Goal
Find the lines holding the string "market" in the data, then copy all of them.

Supplied material
--
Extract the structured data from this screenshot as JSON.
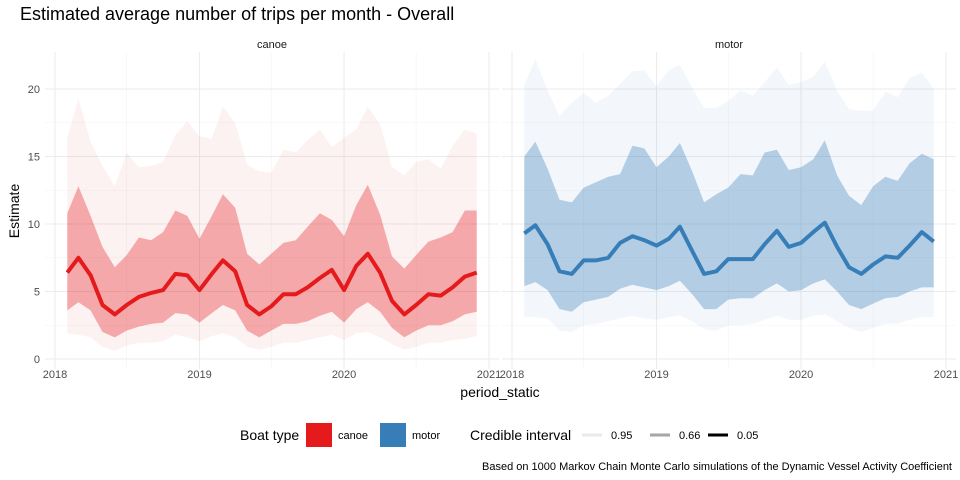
{
  "chart_data": {
    "type": "area",
    "title": "Estimated average number of trips per month - Overall",
    "xlabel": "period_static",
    "ylabel": "Estimate",
    "ylim": [
      0,
      22
    ],
    "y_ticks": [
      "0",
      "5",
      "10",
      "15",
      "20"
    ],
    "x_ticks": [
      "2018",
      "2019",
      "2020",
      "2021"
    ],
    "grid": true,
    "legend_position": "bottom",
    "caption": "Based on 1000 Markov Chain Monte Carlo simulations of the Dynamic Vessel Activity Coefficient",
    "legend": {
      "boat_type_title": "Boat type",
      "credible_interval_title": "Credible interval",
      "boat_types": [
        {
          "label": "canoe",
          "color": "#E41A1C"
        },
        {
          "label": "motor",
          "color": "#377EB8"
        }
      ],
      "intervals": [
        {
          "label": "0.95"
        },
        {
          "label": "0.66"
        },
        {
          "label": "0.05"
        }
      ]
    },
    "x": [
      "2018-02",
      "2018-03",
      "2018-04",
      "2018-05",
      "2018-06",
      "2018-07",
      "2018-08",
      "2018-09",
      "2018-10",
      "2018-11",
      "2018-12",
      "2019-01",
      "2019-02",
      "2019-03",
      "2019-04",
      "2019-05",
      "2019-06",
      "2019-07",
      "2019-08",
      "2019-09",
      "2019-10",
      "2019-11",
      "2019-12",
      "2020-01",
      "2020-02",
      "2020-03",
      "2020-04",
      "2020-05",
      "2020-06",
      "2020-07",
      "2020-08",
      "2020-09",
      "2020-10",
      "2020-11",
      "2020-12"
    ],
    "facets": [
      {
        "name": "canoe",
        "color": "#E41A1C",
        "median": [
          6.4,
          7.5,
          6.2,
          4.0,
          3.3,
          4.0,
          4.6,
          4.9,
          5.1,
          6.3,
          6.2,
          5.1,
          6.3,
          7.3,
          6.5,
          4.0,
          3.3,
          3.9,
          4.8,
          4.8,
          5.3,
          6.0,
          6.6,
          5.1,
          6.9,
          7.8,
          6.4,
          4.3,
          3.3,
          4.0,
          4.8,
          4.7,
          5.3,
          6.1,
          6.4
        ],
        "ci66_low": [
          3.6,
          4.2,
          3.6,
          2.0,
          1.6,
          2.1,
          2.4,
          2.6,
          2.7,
          3.4,
          3.3,
          2.7,
          3.4,
          4.0,
          3.6,
          2.1,
          1.6,
          2.1,
          2.6,
          2.6,
          2.8,
          3.2,
          3.5,
          2.7,
          3.7,
          4.2,
          3.5,
          2.3,
          1.6,
          2.1,
          2.5,
          2.5,
          2.8,
          3.3,
          3.5
        ],
        "ci66_high": [
          10.8,
          12.8,
          10.6,
          8.3,
          6.8,
          7.7,
          9.0,
          8.8,
          9.4,
          11.0,
          10.6,
          8.9,
          10.6,
          12.2,
          11.2,
          7.8,
          7.0,
          7.8,
          8.6,
          8.8,
          9.8,
          10.8,
          10.3,
          9.1,
          11.4,
          12.9,
          10.7,
          7.6,
          6.7,
          7.7,
          8.7,
          9.0,
          9.4,
          11.0,
          11.0
        ],
        "ci95_low": [
          1.9,
          1.8,
          1.6,
          0.9,
          0.6,
          1.0,
          1.2,
          1.2,
          1.3,
          1.8,
          1.6,
          1.3,
          1.7,
          1.9,
          1.6,
          0.9,
          0.7,
          0.9,
          1.2,
          1.2,
          1.4,
          1.6,
          1.8,
          1.4,
          1.9,
          2.0,
          1.6,
          1.1,
          0.7,
          0.9,
          1.2,
          1.2,
          1.4,
          1.5,
          1.7
        ],
        "ci95_high": [
          16.4,
          19.3,
          16.1,
          14.3,
          12.8,
          15.3,
          14.2,
          14.3,
          14.6,
          16.6,
          17.6,
          16.5,
          16.3,
          18.7,
          17.5,
          14.4,
          13.9,
          13.8,
          15.5,
          15.3,
          16.2,
          17.0,
          15.7,
          16.4,
          17.0,
          18.7,
          17.4,
          14.2,
          13.6,
          14.6,
          14.8,
          14.1,
          15.8,
          17.0,
          16.7
        ]
      },
      {
        "name": "motor",
        "color": "#377EB8",
        "median": [
          9.3,
          9.9,
          8.5,
          6.5,
          6.3,
          7.3,
          7.3,
          7.5,
          8.6,
          9.1,
          8.8,
          8.4,
          8.9,
          9.8,
          8.0,
          6.3,
          6.5,
          7.4,
          7.4,
          7.4,
          8.5,
          9.5,
          8.3,
          8.6,
          9.4,
          10.1,
          8.3,
          6.8,
          6.3,
          7.0,
          7.6,
          7.5,
          8.4,
          9.4,
          8.7
        ],
        "ci66_low": [
          5.4,
          5.7,
          5.1,
          3.7,
          3.5,
          4.2,
          4.4,
          4.6,
          5.2,
          5.5,
          5.3,
          5.1,
          5.4,
          5.8,
          4.8,
          3.7,
          3.7,
          4.4,
          4.5,
          4.5,
          5.1,
          5.6,
          5.0,
          5.1,
          5.6,
          5.9,
          5.0,
          4.0,
          3.7,
          4.1,
          4.5,
          4.6,
          5.0,
          5.3,
          5.3
        ],
        "ci66_high": [
          15.0,
          16.1,
          14.1,
          11.8,
          11.6,
          12.7,
          13.1,
          13.5,
          13.7,
          15.8,
          15.6,
          14.2,
          15.0,
          16.0,
          13.9,
          11.6,
          12.2,
          12.7,
          13.7,
          13.6,
          15.3,
          15.5,
          14.0,
          14.2,
          14.8,
          16.2,
          13.6,
          12.1,
          11.4,
          12.8,
          13.5,
          13.2,
          14.5,
          15.2,
          14.8
        ],
        "ci95_low": [
          3.1,
          3.1,
          3.0,
          2.1,
          2.0,
          2.5,
          2.6,
          2.8,
          3.0,
          3.2,
          3.0,
          2.9,
          3.1,
          3.2,
          2.8,
          2.2,
          2.1,
          2.5,
          2.5,
          2.6,
          2.9,
          3.2,
          2.9,
          2.9,
          3.2,
          3.3,
          2.8,
          2.3,
          2.0,
          2.3,
          2.6,
          2.6,
          2.9,
          3.1,
          3.1
        ],
        "ci95_high": [
          20.3,
          22.2,
          19.9,
          18.0,
          19.0,
          19.7,
          19.0,
          19.5,
          20.4,
          21.3,
          21.4,
          20.2,
          21.4,
          21.8,
          20.1,
          18.6,
          18.6,
          19.1,
          19.9,
          19.5,
          20.5,
          21.6,
          20.3,
          20.5,
          20.9,
          22.0,
          19.9,
          18.5,
          18.4,
          18.4,
          19.8,
          19.4,
          20.8,
          21.2,
          20.0
        ]
      }
    ]
  }
}
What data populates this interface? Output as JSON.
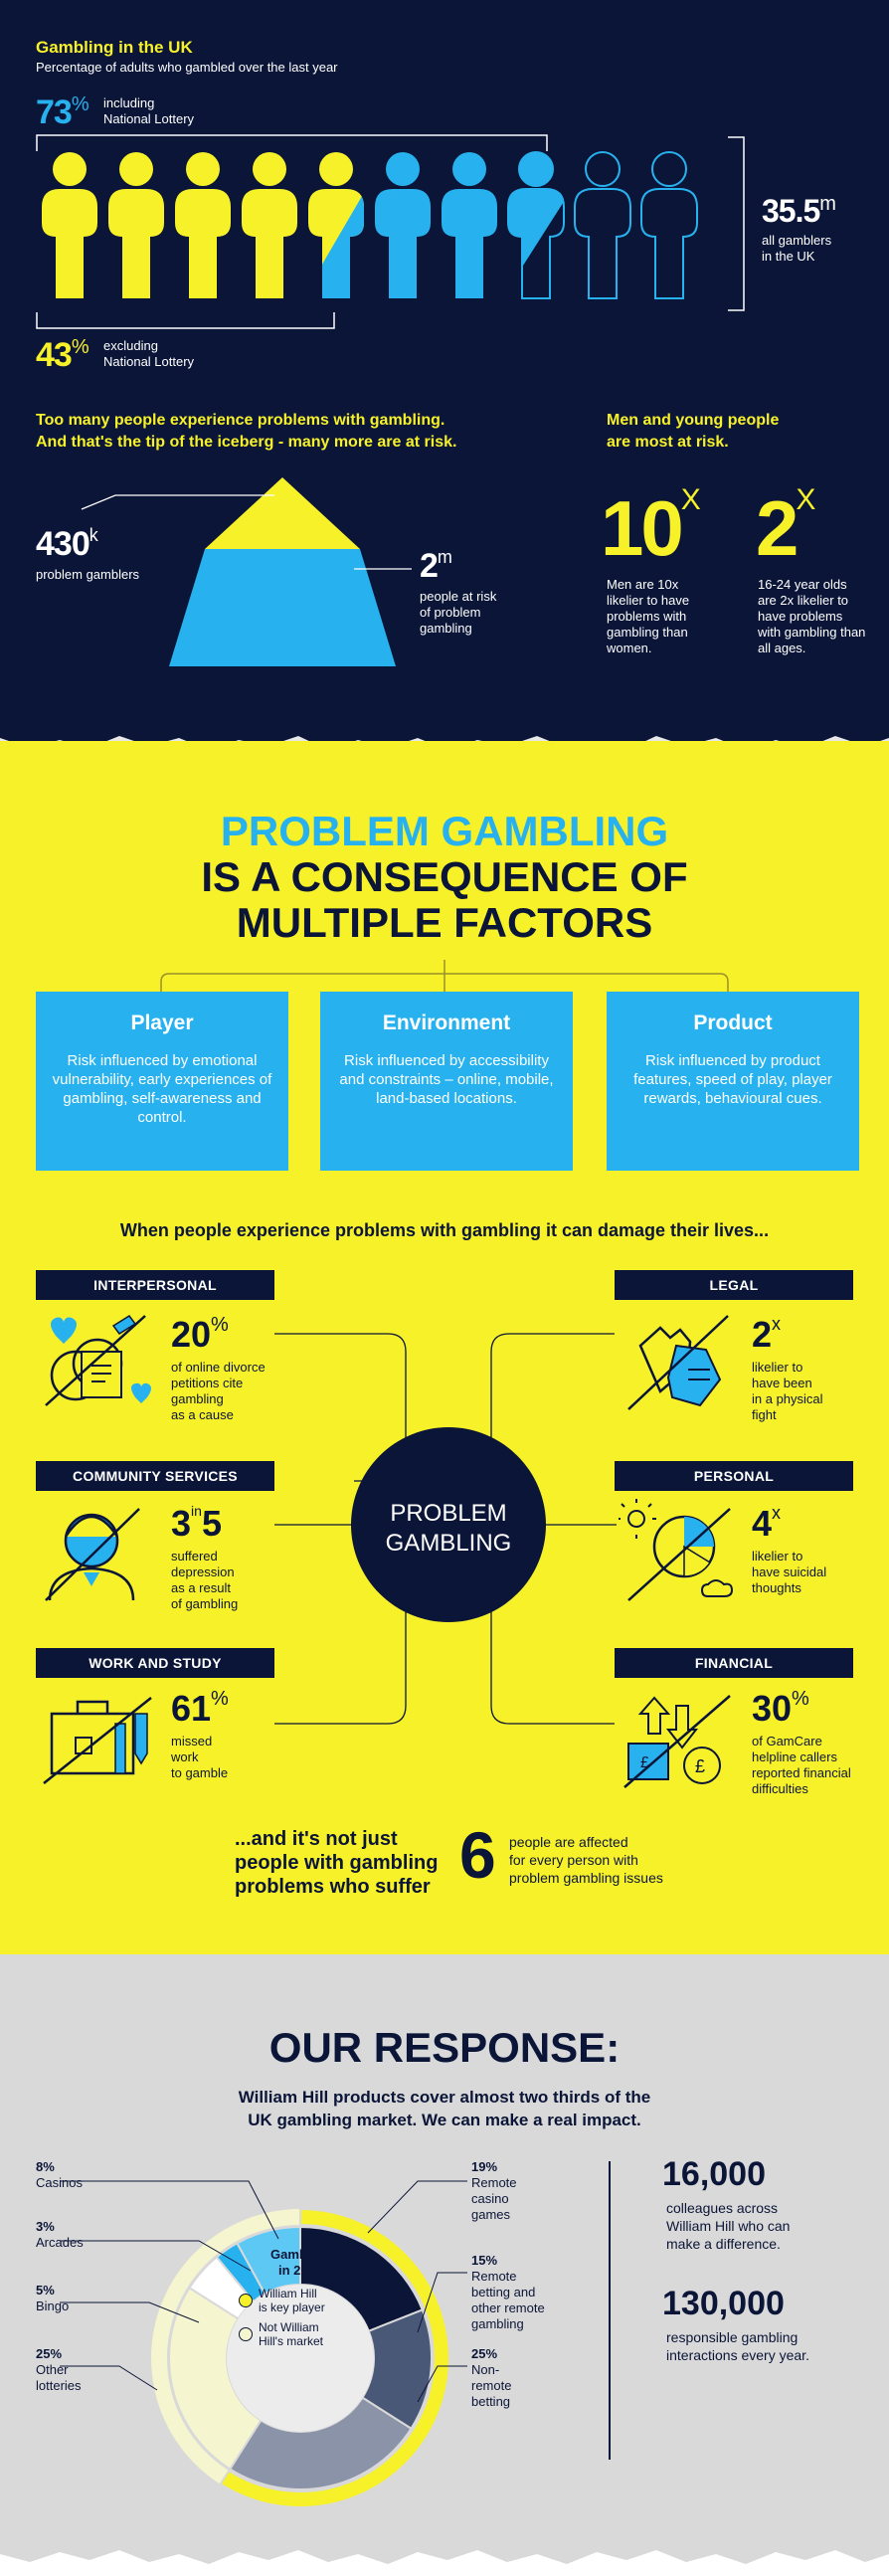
{
  "uk": {
    "title": "Gambling in the UK",
    "subtitle": "Percentage of adults who gambled over the last year",
    "pct_incl": "73",
    "pct_sign": "%",
    "incl_label_1": "including",
    "incl_label_2": "National Lottery",
    "pct_excl": "43",
    "excl_label_1": "excluding",
    "excl_label_2": "National Lottery",
    "total": "35.5",
    "total_unit": "m",
    "total_label_1": "all gamblers",
    "total_label_2": "in the UK"
  },
  "iceberg": {
    "heading_1": "Too many people experience problems with gambling.",
    "heading_2": "And that's the tip of the iceberg - many more are at risk.",
    "problem_num": "430",
    "problem_unit": "k",
    "problem_label": "problem gamblers",
    "risk_num": "2",
    "risk_unit": "m",
    "risk_label_1": "people at risk",
    "risk_label_2": "of problem",
    "risk_label_3": "gambling"
  },
  "risk": {
    "heading_1": "Men and young people",
    "heading_2": "are most at risk.",
    "men_num": "10",
    "men_x": "X",
    "men_label": "Men are 10x likelier to have problems with gambling than women.",
    "young_num": "2",
    "young_x": "X",
    "young_label": "16-24 year olds are 2x likelier to have problems with gambling than all ages."
  },
  "factors": {
    "title_1": "PROBLEM GAMBLING",
    "title_2": "IS A CONSEQUENCE OF",
    "title_3": "MULTIPLE FACTORS",
    "player_title": "Player",
    "player_text": "Risk influenced by emotional vulnerability, early experiences of gambling, self-awareness and control.",
    "env_title": "Environment",
    "env_text": "Risk influenced by accessibility and constraints – online, mobile, land-based locations.",
    "product_title": "Product",
    "product_text": "Risk influenced by product features, speed of play, player rewards, behavioural cues."
  },
  "damage": {
    "heading": "When people experience problems with gambling it can damage their lives...",
    "center_1": "PROBLEM",
    "center_2": "GAMBLING",
    "interpersonal": {
      "head": "INTERPERSONAL",
      "num": "20",
      "sup": "%",
      "l1": "of online divorce",
      "l2": "petitions cite",
      "l3": "gambling",
      "l4": "as a cause"
    },
    "community": {
      "head": "COMMUNITY SERVICES",
      "num_a": "3",
      "in": "in",
      "num_b": "5",
      "l1": "suffered",
      "l2": "depression",
      "l3": "as a result",
      "l4": "of gambling"
    },
    "work": {
      "head": "WORK AND STUDY",
      "num": "61",
      "sup": "%",
      "l1": "missed",
      "l2": "work",
      "l3": "to gamble"
    },
    "legal": {
      "head": "LEGAL",
      "num": "2",
      "sup": "x",
      "l1": "likelier to",
      "l2": "have been",
      "l3": "in a physical",
      "l4": "fight"
    },
    "personal": {
      "head": "PERSONAL",
      "num": "4",
      "sup": "x",
      "l1": "likelier to",
      "l2": "have suicidal",
      "l3": "thoughts"
    },
    "financial": {
      "head": "FINANCIAL",
      "num": "30",
      "sup": "%",
      "l1": "of GamCare",
      "l2": "helpline callers",
      "l3": "reported financial",
      "l4": "difficulties"
    },
    "footer_1": "...and it's not just",
    "footer_2": "people with gambling",
    "footer_3": "problems who suffer",
    "footer_num": "6",
    "footer_r1": "people are affected",
    "footer_r2": "for every person with",
    "footer_r3": "problem gambling issues"
  },
  "response": {
    "title": "OUR RESPONSE:",
    "sub_1": "William Hill products cover almost two thirds of the",
    "sub_2": "UK gambling market. We can make a real impact.",
    "donut_title_1": "Gambling",
    "donut_title_2": "in 2017",
    "legend_key_1": "William Hill",
    "legend_key_2": "is key player",
    "legend_not_1": "Not William",
    "legend_not_2": "Hill's market",
    "labels": [
      {
        "pct": "8%",
        "name": "Casinos"
      },
      {
        "pct": "3%",
        "name": "Arcades"
      },
      {
        "pct": "5%",
        "name": "Bingo"
      },
      {
        "pct": "25%",
        "name": "Other",
        "name2": "lotteries"
      },
      {
        "pct": "19%",
        "name": "Remote",
        "name2": "casino",
        "name3": "games"
      },
      {
        "pct": "15%",
        "name": "Remote",
        "name2": "betting and",
        "name3": "other remote",
        "name4": "gambling"
      },
      {
        "pct": "25%",
        "name": "Non-",
        "name2": "remote",
        "name3": "betting"
      }
    ],
    "colleagues_num": "16,000",
    "colleagues_1": "colleagues across",
    "colleagues_2": "William Hill who can",
    "colleagues_3": "make a difference.",
    "interactions_num": "130,000",
    "interactions_1": "responsible gambling",
    "interactions_2": "interactions every year."
  },
  "chart_data": {
    "type": "pie",
    "title": "Gambling in 2017",
    "categories": [
      "Remote casino games",
      "Remote betting and other remote gambling",
      "Non-remote betting",
      "Other lotteries",
      "Bingo",
      "Arcades",
      "Casinos"
    ],
    "values": [
      19,
      15,
      25,
      25,
      5,
      3,
      8
    ],
    "series": [
      {
        "name": "William Hill is key player",
        "values": [
          19,
          15,
          25,
          0,
          0,
          0,
          0
        ]
      },
      {
        "name": "Not William Hill's market",
        "values": [
          0,
          0,
          0,
          25,
          5,
          3,
          8
        ]
      }
    ],
    "colors": [
      "#0b1537",
      "#4a5878",
      "#8a93a8",
      "#f5f5cf",
      "#ffffff",
      "#27b2ef",
      "#5ec8f5"
    ]
  },
  "colors": {
    "navy": "#0b1537",
    "yellow": "#f7f12a",
    "blue": "#27b2ef",
    "grey": "#d9d9d9"
  }
}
--
Result below
    "sub_2": "UK gambling market. We can make a real impact.",
    "legend_not_2": "Hill's market",
        "name": "Not William Hill's market",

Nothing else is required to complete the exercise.